→ **Input data**:

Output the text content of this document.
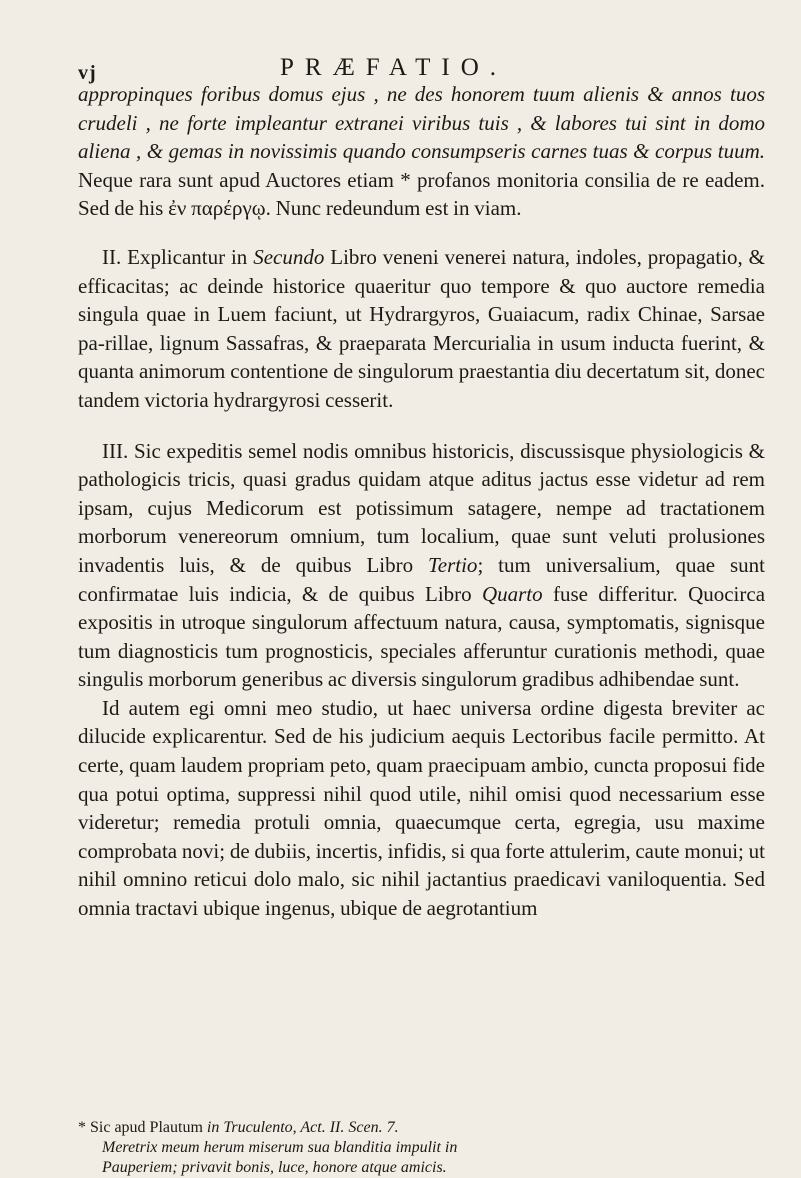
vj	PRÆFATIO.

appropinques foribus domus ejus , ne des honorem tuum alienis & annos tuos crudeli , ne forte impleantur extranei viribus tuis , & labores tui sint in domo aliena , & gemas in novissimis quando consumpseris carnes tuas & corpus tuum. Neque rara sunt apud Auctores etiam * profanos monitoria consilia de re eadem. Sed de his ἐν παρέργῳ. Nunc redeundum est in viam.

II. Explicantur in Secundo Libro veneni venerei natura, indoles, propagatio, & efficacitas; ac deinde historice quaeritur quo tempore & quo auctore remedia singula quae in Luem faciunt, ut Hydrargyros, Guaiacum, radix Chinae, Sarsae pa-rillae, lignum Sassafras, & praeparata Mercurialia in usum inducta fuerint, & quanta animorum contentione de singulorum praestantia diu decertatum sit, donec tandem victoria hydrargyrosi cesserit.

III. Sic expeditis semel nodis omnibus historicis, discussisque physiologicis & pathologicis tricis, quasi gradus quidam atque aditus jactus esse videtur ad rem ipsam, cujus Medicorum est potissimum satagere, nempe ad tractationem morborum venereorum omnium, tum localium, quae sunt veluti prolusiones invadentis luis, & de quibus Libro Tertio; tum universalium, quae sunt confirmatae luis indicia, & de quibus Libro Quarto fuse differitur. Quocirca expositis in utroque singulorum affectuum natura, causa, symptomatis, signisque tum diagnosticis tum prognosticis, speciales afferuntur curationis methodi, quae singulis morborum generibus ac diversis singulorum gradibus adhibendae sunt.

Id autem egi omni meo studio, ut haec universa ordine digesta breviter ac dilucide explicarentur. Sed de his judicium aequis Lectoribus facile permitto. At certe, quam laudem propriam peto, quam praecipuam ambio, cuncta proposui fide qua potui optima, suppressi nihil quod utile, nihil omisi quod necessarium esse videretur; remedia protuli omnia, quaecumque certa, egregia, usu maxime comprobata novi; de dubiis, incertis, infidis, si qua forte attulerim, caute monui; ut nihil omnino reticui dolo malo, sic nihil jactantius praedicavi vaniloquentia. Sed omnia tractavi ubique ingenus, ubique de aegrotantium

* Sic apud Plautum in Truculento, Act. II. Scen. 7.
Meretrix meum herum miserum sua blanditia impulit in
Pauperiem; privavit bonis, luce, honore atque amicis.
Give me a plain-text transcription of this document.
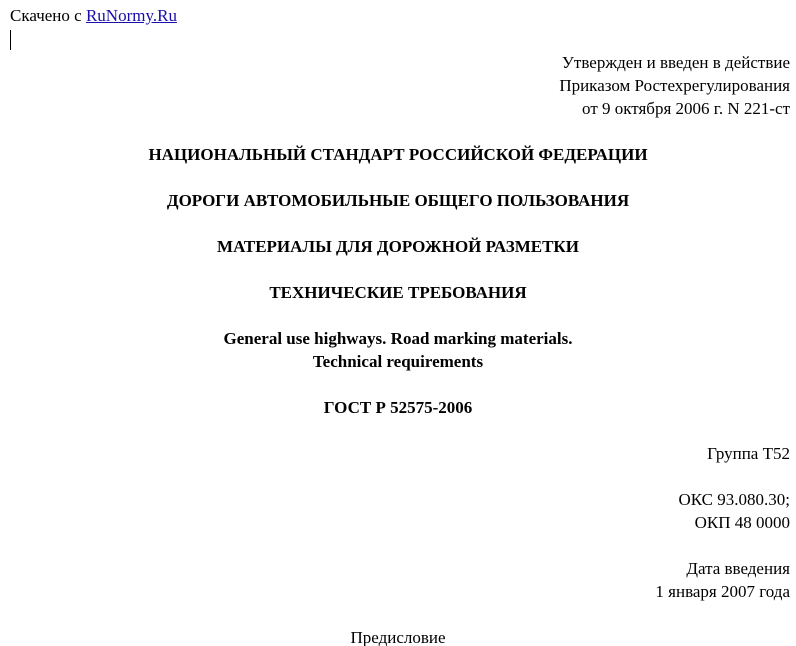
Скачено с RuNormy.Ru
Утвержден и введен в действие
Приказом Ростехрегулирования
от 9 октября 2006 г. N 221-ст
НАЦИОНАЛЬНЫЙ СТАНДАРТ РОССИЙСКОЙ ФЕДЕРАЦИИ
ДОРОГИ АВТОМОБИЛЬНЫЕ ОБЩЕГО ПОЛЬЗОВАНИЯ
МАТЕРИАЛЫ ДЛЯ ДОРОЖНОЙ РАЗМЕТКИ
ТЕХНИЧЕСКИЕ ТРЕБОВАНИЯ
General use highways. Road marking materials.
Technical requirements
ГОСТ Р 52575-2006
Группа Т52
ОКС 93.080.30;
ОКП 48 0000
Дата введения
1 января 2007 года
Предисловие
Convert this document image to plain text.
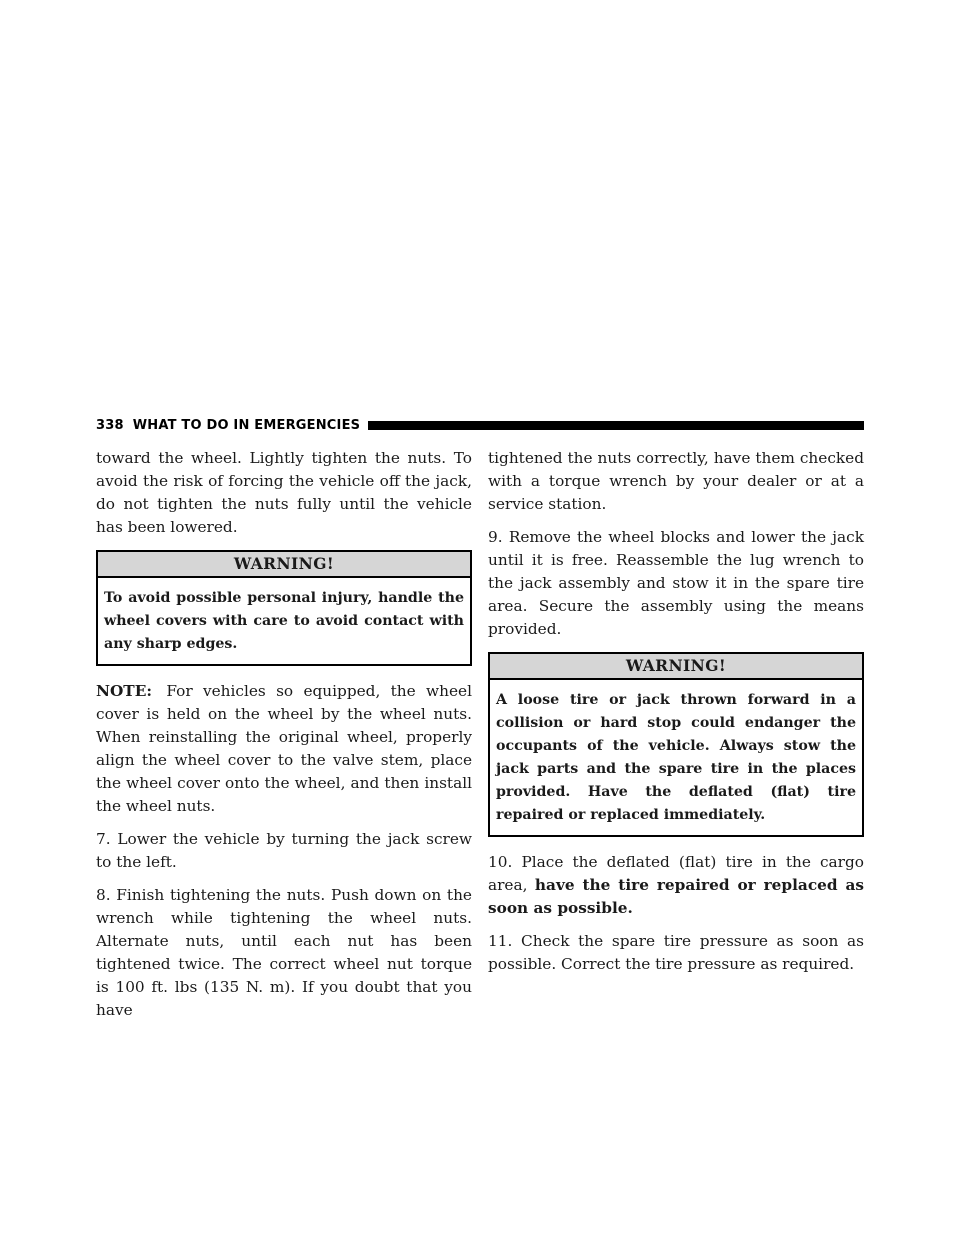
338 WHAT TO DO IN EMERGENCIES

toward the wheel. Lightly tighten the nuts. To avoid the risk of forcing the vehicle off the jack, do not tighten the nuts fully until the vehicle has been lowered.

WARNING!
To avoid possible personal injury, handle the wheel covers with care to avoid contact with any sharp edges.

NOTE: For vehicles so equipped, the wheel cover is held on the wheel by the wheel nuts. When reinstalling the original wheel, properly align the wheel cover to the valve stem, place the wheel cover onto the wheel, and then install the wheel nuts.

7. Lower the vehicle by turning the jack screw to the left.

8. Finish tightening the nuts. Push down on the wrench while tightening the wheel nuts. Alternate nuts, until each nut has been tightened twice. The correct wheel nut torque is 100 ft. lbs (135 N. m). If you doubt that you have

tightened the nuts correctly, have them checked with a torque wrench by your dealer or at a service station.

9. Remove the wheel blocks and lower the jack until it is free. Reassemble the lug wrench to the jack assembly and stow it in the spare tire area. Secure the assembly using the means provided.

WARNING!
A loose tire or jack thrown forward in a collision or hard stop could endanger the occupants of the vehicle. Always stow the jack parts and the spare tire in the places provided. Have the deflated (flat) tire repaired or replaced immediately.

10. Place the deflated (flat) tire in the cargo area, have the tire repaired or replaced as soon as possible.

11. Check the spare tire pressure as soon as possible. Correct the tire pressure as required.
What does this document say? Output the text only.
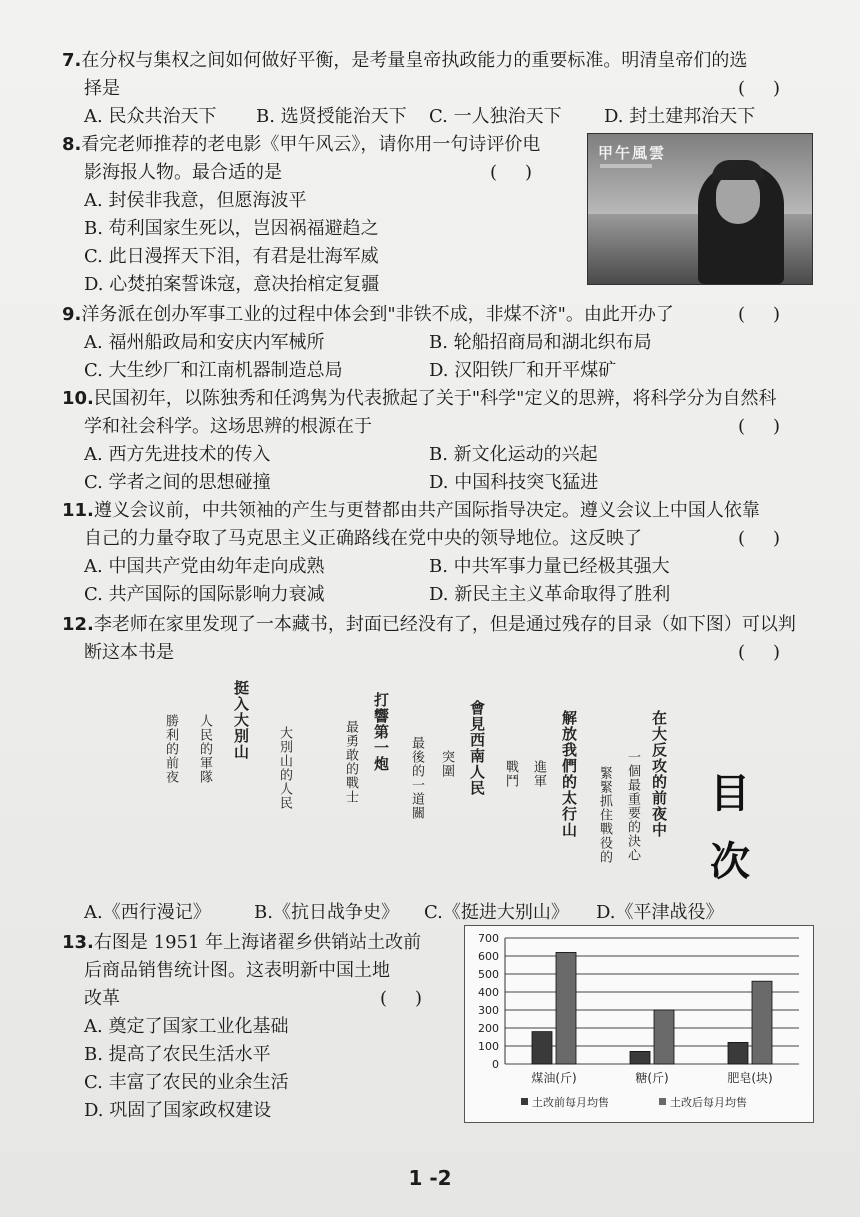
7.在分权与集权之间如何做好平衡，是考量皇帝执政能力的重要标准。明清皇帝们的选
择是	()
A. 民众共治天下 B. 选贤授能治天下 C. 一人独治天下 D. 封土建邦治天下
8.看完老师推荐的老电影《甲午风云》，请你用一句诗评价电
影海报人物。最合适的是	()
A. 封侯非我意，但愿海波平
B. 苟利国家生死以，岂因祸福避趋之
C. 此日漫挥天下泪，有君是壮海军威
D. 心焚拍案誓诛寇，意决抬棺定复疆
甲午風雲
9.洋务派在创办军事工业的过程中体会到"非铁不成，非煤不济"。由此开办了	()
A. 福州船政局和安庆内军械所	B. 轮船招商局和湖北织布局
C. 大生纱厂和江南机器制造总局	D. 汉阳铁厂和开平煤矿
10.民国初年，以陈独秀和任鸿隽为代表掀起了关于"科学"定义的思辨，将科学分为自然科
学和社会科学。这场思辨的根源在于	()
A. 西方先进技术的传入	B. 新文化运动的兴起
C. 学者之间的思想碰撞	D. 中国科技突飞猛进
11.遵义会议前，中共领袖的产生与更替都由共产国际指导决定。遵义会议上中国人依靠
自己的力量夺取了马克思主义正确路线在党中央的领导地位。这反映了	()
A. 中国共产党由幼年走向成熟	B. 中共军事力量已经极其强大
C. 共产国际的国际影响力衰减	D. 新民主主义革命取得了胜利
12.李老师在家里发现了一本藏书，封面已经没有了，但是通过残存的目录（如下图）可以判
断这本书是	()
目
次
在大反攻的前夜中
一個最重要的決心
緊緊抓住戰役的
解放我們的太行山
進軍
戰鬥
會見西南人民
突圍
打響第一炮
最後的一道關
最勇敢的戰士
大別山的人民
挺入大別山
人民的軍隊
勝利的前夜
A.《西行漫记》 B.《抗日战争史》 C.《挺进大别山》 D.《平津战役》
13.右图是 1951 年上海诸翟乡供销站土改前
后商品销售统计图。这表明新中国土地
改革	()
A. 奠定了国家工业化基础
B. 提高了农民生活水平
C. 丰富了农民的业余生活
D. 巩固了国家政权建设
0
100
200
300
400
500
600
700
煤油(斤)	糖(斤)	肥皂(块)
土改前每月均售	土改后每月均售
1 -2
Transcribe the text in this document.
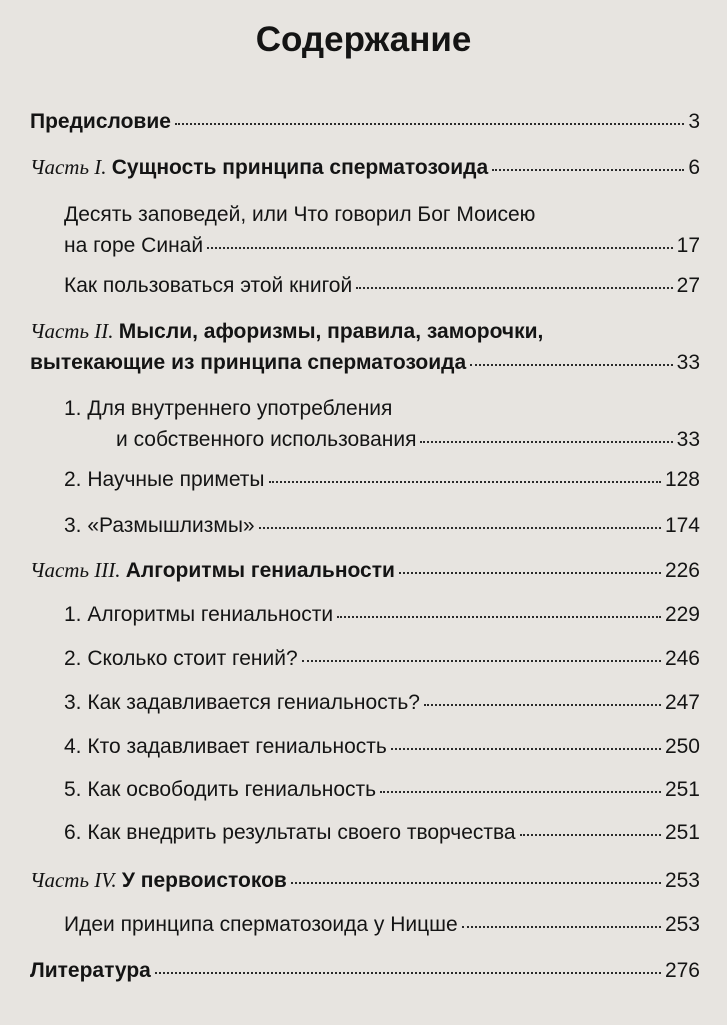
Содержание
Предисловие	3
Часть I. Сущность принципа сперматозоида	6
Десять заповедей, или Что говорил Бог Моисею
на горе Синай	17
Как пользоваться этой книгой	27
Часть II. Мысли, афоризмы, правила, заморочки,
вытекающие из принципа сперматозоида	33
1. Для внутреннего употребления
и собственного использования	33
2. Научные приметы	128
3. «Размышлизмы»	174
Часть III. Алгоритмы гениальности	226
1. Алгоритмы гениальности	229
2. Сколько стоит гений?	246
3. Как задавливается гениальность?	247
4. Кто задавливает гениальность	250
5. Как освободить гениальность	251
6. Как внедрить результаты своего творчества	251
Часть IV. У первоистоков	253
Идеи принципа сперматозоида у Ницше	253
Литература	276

→ **Prompt**:
Show every line in the records above that contains the word "сперматозоида".

→ **Reply**:
Часть I. Сущность принципа сперматозоида	6
вытекающие из принципа сперматозоида	33
Идеи принципа сперматозоида у Ницше	253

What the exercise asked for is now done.